- **Request**
Below is a block of records; return all of them exactly, but without the images.

- **Source data**
+++++

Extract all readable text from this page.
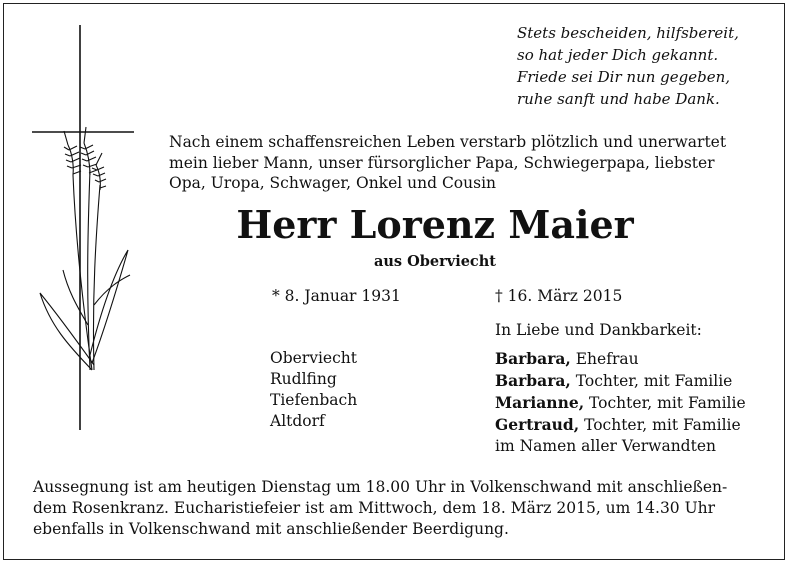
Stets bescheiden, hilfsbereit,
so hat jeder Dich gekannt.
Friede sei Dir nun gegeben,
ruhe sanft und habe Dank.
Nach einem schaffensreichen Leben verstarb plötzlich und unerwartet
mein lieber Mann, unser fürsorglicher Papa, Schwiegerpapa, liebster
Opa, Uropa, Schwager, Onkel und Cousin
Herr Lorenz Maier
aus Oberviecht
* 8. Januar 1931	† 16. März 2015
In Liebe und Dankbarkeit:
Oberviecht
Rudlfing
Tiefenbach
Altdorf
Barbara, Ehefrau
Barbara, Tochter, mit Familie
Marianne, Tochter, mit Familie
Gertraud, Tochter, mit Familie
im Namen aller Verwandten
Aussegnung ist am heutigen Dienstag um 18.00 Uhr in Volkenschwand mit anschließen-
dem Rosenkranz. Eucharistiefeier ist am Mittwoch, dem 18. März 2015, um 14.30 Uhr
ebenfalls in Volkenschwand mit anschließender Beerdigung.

+++++

- **The response**
Extract all readable text from this page.
Stets bescheiden, hilfsbereit,
so hat jeder Dich gekannt.
Friede sei Dir nun gegeben,
ruhe sanft und habe Dank.
Nach einem schaffensreichen Leben verstarb plötzlich und unerwartet
mein lieber Mann, unser fürsorglicher Papa, Schwiegerpapa, liebster
Opa, Uropa, Schwager, Onkel und Cousin
Herr Lorenz Maier
aus Oberviecht
* 8. Januar 1931	† 16. März 2015
In Liebe und Dankbarkeit:
Oberviecht
Rudlfing
Tiefenbach
Altdorf
Barbara, Ehefrau
Barbara, Tochter, mit Familie
Marianne, Tochter, mit Familie
Gertraud, Tochter, mit Familie
im Namen aller Verwandten
Aussegnung ist am heutigen Dienstag um 18.00 Uhr in Volkenschwand mit anschließen-
dem Rosenkranz. Eucharistiefeier ist am Mittwoch, dem 18. März 2015, um 14.30 Uhr
ebenfalls in Volkenschwand mit anschließender Beerdigung.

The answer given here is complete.